START Dataset entries

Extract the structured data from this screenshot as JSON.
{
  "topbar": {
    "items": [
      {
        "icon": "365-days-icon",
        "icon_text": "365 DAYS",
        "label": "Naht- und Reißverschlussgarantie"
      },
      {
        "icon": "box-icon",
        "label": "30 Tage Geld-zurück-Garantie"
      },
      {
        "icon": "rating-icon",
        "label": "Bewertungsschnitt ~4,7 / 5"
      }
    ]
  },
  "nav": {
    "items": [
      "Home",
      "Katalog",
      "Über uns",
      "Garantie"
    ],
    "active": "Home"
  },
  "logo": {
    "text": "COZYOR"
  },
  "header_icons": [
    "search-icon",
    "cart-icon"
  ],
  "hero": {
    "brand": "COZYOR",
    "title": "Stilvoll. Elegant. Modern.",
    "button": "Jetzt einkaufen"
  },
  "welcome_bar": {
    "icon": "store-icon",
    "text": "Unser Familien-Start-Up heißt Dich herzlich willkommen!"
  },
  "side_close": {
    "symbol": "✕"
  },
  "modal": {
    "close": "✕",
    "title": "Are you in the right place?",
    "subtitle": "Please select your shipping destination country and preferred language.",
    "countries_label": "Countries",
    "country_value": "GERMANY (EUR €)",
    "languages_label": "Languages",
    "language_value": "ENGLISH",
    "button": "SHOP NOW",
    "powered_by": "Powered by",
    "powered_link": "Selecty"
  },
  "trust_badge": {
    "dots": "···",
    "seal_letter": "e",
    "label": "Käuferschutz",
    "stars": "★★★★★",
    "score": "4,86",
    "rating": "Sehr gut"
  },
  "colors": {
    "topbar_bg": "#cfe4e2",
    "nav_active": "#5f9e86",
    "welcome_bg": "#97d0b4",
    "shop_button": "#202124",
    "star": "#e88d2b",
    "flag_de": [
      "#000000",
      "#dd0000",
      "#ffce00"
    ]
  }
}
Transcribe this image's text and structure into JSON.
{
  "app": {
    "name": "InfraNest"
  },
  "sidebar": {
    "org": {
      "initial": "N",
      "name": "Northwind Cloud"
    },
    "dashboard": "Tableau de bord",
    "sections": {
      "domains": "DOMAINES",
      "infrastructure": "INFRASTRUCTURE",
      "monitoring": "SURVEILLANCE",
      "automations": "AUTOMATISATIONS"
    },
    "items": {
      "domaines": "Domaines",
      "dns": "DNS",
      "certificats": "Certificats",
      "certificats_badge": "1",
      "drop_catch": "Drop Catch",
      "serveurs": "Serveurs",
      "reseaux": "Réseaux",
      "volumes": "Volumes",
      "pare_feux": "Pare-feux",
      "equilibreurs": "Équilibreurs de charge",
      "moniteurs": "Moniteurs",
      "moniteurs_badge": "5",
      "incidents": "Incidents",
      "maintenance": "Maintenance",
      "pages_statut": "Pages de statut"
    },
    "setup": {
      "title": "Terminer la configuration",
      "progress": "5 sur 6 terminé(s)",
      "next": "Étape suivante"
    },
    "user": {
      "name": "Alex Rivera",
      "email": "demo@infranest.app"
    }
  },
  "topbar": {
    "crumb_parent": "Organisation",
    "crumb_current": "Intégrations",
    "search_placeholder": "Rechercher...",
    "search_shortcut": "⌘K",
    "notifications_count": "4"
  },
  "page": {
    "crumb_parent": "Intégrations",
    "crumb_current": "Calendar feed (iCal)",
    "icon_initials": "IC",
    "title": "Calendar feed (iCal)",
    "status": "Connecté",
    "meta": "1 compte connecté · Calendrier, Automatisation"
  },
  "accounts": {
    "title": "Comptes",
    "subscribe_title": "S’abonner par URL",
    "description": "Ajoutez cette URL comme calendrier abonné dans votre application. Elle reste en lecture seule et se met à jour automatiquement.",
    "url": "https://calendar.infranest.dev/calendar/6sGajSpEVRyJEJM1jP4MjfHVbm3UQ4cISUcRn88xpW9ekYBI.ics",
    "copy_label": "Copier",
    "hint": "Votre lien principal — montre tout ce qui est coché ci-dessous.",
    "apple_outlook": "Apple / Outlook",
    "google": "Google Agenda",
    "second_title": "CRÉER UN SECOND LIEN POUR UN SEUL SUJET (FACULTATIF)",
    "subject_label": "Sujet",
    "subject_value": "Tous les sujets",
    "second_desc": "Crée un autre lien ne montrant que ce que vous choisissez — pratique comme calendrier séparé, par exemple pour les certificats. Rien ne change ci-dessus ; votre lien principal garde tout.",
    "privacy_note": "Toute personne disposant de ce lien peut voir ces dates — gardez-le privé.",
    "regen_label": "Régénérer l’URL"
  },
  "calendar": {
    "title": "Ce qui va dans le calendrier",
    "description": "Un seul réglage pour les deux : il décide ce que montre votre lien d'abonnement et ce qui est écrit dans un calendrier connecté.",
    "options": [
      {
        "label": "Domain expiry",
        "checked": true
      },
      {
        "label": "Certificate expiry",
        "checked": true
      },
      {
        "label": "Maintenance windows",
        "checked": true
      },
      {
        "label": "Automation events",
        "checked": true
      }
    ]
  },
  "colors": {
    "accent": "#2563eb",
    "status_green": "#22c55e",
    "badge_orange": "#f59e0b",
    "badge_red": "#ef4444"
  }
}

END Dataset entries

◆ **Required work**
Extract all lines as given.

◆ **Solution**
Extract the structured data from this screenshot as JSON.
{
  "topbar": {
    "items": [
      {
        "icon": "365-days-icon",
        "icon_text": "365 DAYS",
        "label": "Naht- und Reißverschlussgarantie"
      },
      {
        "icon": "box-icon",
        "label": "30 Tage Geld-zurück-Garantie"
      },
      {
        "icon": "rating-icon",
        "label": "Bewertungsschnitt ~4,7 / 5"
      }
    ]
  },
  "nav": {
    "items": [
      "Home",
      "Katalog",
      "Über uns",
      "Garantie"
    ],
    "active": "Home"
  },
  "logo": {
    "text": "COZYOR"
  },
  "header_icons": [
    "search-icon",
    "cart-icon"
  ],
  "hero": {
    "brand": "COZYOR",
    "title": "Stilvoll. Elegant. Modern.",
    "button": "Jetzt einkaufen"
  },
  "welcome_bar": {
    "icon": "store-icon",
    "text": "Unser Familien-Start-Up heißt Dich herzlich willkommen!"
  },
  "side_close": {
    "symbol": "✕"
  },
  "modal": {
    "close": "✕",
    "title": "Are you in the right place?",
    "subtitle": "Please select your shipping destination country and preferred language.",
    "countries_label": "Countries",
    "country_value": "GERMANY (EUR €)",
    "languages_label": "Languages",
    "language_value": "ENGLISH",
    "button": "SHOP NOW",
    "powered_by": "Powered by",
    "powered_link": "Selecty"
  },
  "trust_badge": {
    "dots": "···",
    "seal_letter": "e",
    "label": "Käuferschutz",
    "stars": "★★★★★",
    "score": "4,86",
    "rating": "Sehr gut"
  },
  "colors": {
    "topbar_bg": "#cfe4e2",
    "nav_active": "#5f9e86",
    "welcome_bg": "#97d0b4",
    "shop_button": "#202124",
    "star": "#e88d2b",
    "flag_de": [
      "#000000",
      "#dd0000",
      "#ffce00"
    ]
  }
}
Transcribe this image's text and structure into JSON.
{
  "app": {
    "name": "InfraNest"
  },
  "sidebar": {
    "org": {
      "initial": "N",
      "name": "Northwind Cloud"
    },
    "dashboard": "Tableau de bord",
    "sections": {
      "domains": "DOMAINES",
      "infrastructure": "INFRASTRUCTURE",
      "monitoring": "SURVEILLANCE",
      "automations": "AUTOMATISATIONS"
    },
    "items": {
      "domaines": "Domaines",
      "dns": "DNS",
      "certificats": "Certificats",
      "certificats_badge": "1",
      "drop_catch": "Drop Catch",
      "serveurs": "Serveurs",
      "reseaux": "Réseaux",
      "volumes": "Volumes",
      "pare_feux": "Pare-feux",
      "equilibreurs": "Équilibreurs de charge",
      "moniteurs": "Moniteurs",
      "moniteurs_badge": "5",
      "incidents": "Incidents",
      "maintenance": "Maintenance",
      "pages_statut": "Pages de statut"
    },
    "setup": {
      "title": "Terminer la configuration",
      "progress": "5 sur 6 terminé(s)",
      "next": "Étape suivante"
    },
    "user": {
      "name": "Alex Rivera",
      "email": "demo@infranest.app"
    }
  },
  "topbar": {
    "crumb_parent": "Organisation",
    "crumb_current": "Intégrations",
    "search_placeholder": "Rechercher...",
    "search_shortcut": "⌘K",
    "notifications_count": "4"
  },
  "page": {
    "crumb_parent": "Intégrations",
    "crumb_current": "Calendar feed (iCal)",
    "icon_initials": "IC",
    "title": "Calendar feed (iCal)",
    "status": "Connecté",
    "meta": "1 compte connecté · Calendrier, Automatisation"
  },
  "accounts": {
    "title": "Comptes",
    "subscribe_title": "S’abonner par URL",
    "description": "Ajoutez cette URL comme calendrier abonné dans votre application. Elle reste en lecture seule et se met à jour automatiquement.",
    "url": "https://calendar.infranest.dev/calendar/6sGajSpEVRyJEJM1jP4MjfHVbm3UQ4cISUcRn88xpW9ekYBI.ics",
    "copy_label": "Copier",
    "hint": "Votre lien principal — montre tout ce qui est coché ci-dessous.",
    "apple_outlook": "Apple / Outlook",
    "google": "Google Agenda",
    "second_title": "CRÉER UN SECOND LIEN POUR UN SEUL SUJET (FACULTATIF)",
    "subject_label": "Sujet",
    "subject_value": "Tous les sujets",
    "second_desc": "Crée un autre lien ne montrant que ce que vous choisissez — pratique comme calendrier séparé, par exemple pour les certificats. Rien ne change ci-dessus ; votre lien principal garde tout.",
    "privacy_note": "Toute personne disposant de ce lien peut voir ces dates — gardez-le privé.",
    "regen_label": "Régénérer l’URL"
  },
  "calendar": {
    "title": "Ce qui va dans le calendrier",
    "description": "Un seul réglage pour les deux : il décide ce que montre votre lien d'abonnement et ce qui est écrit dans un calendrier connecté.",
    "options": [
      {
        "label": "Domain expiry",
        "checked": true
      },
      {
        "label": "Certificate expiry",
        "checked": true
      },
      {
        "label": "Maintenance windows",
        "checked": true
      },
      {
        "label": "Automation events",
        "checked": true
      }
    ]
  },
  "colors": {
    "accent": "#2563eb",
    "status_green": "#22c55e",
    "badge_orange": "#f59e0b",
    "badge_red": "#ef4444"
  }
}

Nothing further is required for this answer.